▶ What is being asked
Please copy all the lines that follow, word for word.

▶ Given records
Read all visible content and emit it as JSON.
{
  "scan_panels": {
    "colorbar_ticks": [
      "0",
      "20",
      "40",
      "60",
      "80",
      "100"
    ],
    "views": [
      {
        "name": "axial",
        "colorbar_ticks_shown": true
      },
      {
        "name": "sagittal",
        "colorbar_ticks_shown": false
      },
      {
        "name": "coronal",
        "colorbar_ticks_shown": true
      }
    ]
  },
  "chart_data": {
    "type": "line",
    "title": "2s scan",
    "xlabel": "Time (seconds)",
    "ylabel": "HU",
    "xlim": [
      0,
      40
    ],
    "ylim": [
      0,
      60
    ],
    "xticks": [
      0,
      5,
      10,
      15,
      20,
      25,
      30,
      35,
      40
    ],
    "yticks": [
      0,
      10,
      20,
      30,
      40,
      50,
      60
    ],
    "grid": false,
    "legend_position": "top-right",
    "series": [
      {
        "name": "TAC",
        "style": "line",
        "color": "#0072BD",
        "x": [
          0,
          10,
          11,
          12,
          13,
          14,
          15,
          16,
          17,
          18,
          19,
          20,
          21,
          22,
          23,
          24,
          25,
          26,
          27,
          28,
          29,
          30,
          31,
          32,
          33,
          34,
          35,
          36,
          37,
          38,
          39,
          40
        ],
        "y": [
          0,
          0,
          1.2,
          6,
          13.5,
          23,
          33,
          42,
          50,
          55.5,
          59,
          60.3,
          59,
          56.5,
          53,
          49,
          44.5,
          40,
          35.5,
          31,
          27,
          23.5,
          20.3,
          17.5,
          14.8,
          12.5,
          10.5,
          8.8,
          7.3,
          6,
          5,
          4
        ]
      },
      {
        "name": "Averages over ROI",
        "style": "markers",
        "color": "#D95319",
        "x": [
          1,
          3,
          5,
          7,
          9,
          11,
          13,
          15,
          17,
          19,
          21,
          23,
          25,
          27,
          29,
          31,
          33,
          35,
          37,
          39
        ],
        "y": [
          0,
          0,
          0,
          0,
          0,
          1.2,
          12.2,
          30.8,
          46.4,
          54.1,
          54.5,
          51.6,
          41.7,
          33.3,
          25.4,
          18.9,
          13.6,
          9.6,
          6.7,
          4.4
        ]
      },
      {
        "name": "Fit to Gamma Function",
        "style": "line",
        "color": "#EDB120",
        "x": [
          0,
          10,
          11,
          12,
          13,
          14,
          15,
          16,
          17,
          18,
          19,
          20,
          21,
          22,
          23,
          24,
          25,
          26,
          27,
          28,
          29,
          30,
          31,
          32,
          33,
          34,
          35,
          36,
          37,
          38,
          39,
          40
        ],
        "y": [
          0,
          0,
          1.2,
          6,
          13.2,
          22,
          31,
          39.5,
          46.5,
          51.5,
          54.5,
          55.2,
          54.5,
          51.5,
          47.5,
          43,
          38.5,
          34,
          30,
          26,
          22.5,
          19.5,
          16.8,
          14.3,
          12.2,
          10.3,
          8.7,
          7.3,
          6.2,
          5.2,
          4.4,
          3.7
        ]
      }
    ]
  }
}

▶ Solution
Read all visible content and emit it as JSON.
{
  "scan_panels": {
    "colorbar_ticks": [
      "0",
      "20",
      "40",
      "60",
      "80",
      "100"
    ],
    "views": [
      {
        "name": "axial",
        "colorbar_ticks_shown": true
      },
      {
        "name": "sagittal",
        "colorbar_ticks_shown": false
      },
      {
        "name": "coronal",
        "colorbar_ticks_shown": true
      }
    ]
  },
  "chart_data": {
    "type": "line",
    "title": "2s scan",
    "xlabel": "Time (seconds)",
    "ylabel": "HU",
    "xlim": [
      0,
      40
    ],
    "ylim": [
      0,
      60
    ],
    "xticks": [
      0,
      5,
      10,
      15,
      20,
      25,
      30,
      35,
      40
    ],
    "yticks": [
      0,
      10,
      20,
      30,
      40,
      50,
      60
    ],
    "grid": false,
    "legend_position": "top-right",
    "series": [
      {
        "name": "TAC",
        "style": "line",
        "color": "#0072BD",
        "x": [
          0,
          10,
          11,
          12,
          13,
          14,
          15,
          16,
          17,
          18,
          19,
          20,
          21,
          22,
          23,
          24,
          25,
          26,
          27,
          28,
          29,
          30,
          31,
          32,
          33,
          34,
          35,
          36,
          37,
          38,
          39,
          40
        ],
        "y": [
          0,
          0,
          1.2,
          6,
          13.5,
          23,
          33,
          42,
          50,
          55.5,
          59,
          60.3,
          59,
          56.5,
          53,
          49,
          44.5,
          40,
          35.5,
          31,
          27,
          23.5,
          20.3,
          17.5,
          14.8,
          12.5,
          10.5,
          8.8,
          7.3,
          6,
          5,
          4
        ]
      },
      {
        "name": "Averages over ROI",
        "style": "markers",
        "color": "#D95319",
        "x": [
          1,
          3,
          5,
          7,
          9,
          11,
          13,
          15,
          17,
          19,
          21,
          23,
          25,
          27,
          29,
          31,
          33,
          35,
          37,
          39
        ],
        "y": [
          0,
          0,
          0,
          0,
          0,
          1.2,
          12.2,
          30.8,
          46.4,
          54.1,
          54.5,
          51.6,
          41.7,
          33.3,
          25.4,
          18.9,
          13.6,
          9.6,
          6.7,
          4.4
        ]
      },
      {
        "name": "Fit to Gamma Function",
        "style": "line",
        "color": "#EDB120",
        "x": [
          0,
          10,
          11,
          12,
          13,
          14,
          15,
          16,
          17,
          18,
          19,
          20,
          21,
          22,
          23,
          24,
          25,
          26,
          27,
          28,
          29,
          30,
          31,
          32,
          33,
          34,
          35,
          36,
          37,
          38,
          39,
          40
        ],
        "y": [
          0,
          0,
          1.2,
          6,
          13.2,
          22,
          31,
          39.5,
          46.5,
          51.5,
          54.5,
          55.2,
          54.5,
          51.5,
          47.5,
          43,
          38.5,
          34,
          30,
          26,
          22.5,
          19.5,
          16.8,
          14.3,
          12.2,
          10.3,
          8.7,
          7.3,
          6.2,
          5.2,
          4.4,
          3.7
        ]
      }
    ]
  }
}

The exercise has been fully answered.